**Problem to work on**
Write the material out again exactly.
-- start of Information given --
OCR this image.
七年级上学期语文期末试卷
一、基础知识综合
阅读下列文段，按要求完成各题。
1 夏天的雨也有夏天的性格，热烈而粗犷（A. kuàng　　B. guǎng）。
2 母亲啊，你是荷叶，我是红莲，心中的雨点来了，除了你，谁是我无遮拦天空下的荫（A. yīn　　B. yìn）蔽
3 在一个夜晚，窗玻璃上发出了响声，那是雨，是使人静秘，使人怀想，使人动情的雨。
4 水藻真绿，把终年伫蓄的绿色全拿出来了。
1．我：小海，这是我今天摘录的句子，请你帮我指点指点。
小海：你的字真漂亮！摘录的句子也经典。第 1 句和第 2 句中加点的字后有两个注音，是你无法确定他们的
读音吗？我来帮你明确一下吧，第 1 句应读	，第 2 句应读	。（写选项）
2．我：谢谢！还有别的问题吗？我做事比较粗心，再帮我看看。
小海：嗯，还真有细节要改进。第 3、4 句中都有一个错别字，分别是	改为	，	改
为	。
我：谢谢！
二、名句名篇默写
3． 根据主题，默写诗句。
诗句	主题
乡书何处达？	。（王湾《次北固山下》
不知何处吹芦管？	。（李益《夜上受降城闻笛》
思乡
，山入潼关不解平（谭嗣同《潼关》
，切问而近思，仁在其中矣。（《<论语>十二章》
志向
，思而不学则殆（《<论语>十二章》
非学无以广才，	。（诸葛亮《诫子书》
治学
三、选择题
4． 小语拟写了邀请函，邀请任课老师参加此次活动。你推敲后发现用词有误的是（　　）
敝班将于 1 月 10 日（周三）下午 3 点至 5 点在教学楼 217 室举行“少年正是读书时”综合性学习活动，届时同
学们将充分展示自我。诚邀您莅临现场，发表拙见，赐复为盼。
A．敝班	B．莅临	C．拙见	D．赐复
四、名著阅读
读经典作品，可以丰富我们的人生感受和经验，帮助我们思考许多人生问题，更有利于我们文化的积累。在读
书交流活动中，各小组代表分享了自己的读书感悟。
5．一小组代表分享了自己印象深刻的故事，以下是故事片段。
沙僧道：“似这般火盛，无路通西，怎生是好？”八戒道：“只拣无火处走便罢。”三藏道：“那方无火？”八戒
-- end of Information given --
**Result of the exercise**
OCR this image.
七年级上学期语文期末试卷
一、基础知识综合
阅读下列文段，按要求完成各题。
1 夏天的雨也有夏天的性格，热烈而粗犷（A. kuàng　　B. guǎng）。
2 母亲啊，你是荷叶，我是红莲，心中的雨点来了，除了你，谁是我无遮拦天空下的荫（A. yīn　　B. yìn）蔽
3 在一个夜晚，窗玻璃上发出了响声，那是雨，是使人静秘，使人怀想，使人动情的雨。
4 水藻真绿，把终年伫蓄的绿色全拿出来了。
1．我：小海，这是我今天摘录的句子，请你帮我指点指点。
小海：你的字真漂亮！摘录的句子也经典。第 1 句和第 2 句中加点的字后有两个注音，是你无法确定他们的
读音吗？我来帮你明确一下吧，第 1 句应读	，第 2 句应读	。（写选项）
2．我：谢谢！还有别的问题吗？我做事比较粗心，再帮我看看。
小海：嗯，还真有细节要改进。第 3、4 句中都有一个错别字，分别是	改为	，	改
为	。
我：谢谢！
二、名句名篇默写
3． 根据主题，默写诗句。
诗句	主题
乡书何处达？	。（王湾《次北固山下》
不知何处吹芦管？	。（李益《夜上受降城闻笛》
思乡
，山入潼关不解平（谭嗣同《潼关》
，切问而近思，仁在其中矣。（《<论语>十二章》
志向
，思而不学则殆（《<论语>十二章》
非学无以广才，	。（诸葛亮《诫子书》
治学
三、选择题
4． 小语拟写了邀请函，邀请任课老师参加此次活动。你推敲后发现用词有误的是（　　）
敝班将于 1 月 10 日（周三）下午 3 点至 5 点在教学楼 217 室举行“少年正是读书时”综合性学习活动，届时同
学们将充分展示自我。诚邀您莅临现场，发表拙见，赐复为盼。
A．敝班	B．莅临	C．拙见	D．赐复
四、名著阅读
读经典作品，可以丰富我们的人生感受和经验，帮助我们思考许多人生问题，更有利于我们文化的积累。在读
书交流活动中，各小组代表分享了自己的读书感悟。
5．一小组代表分享了自己印象深刻的故事，以下是故事片段。
沙僧道：“似这般火盛，无路通西，怎生是好？”八戒道：“只拣无火处走便罢。”三藏道：“那方无火？”八戒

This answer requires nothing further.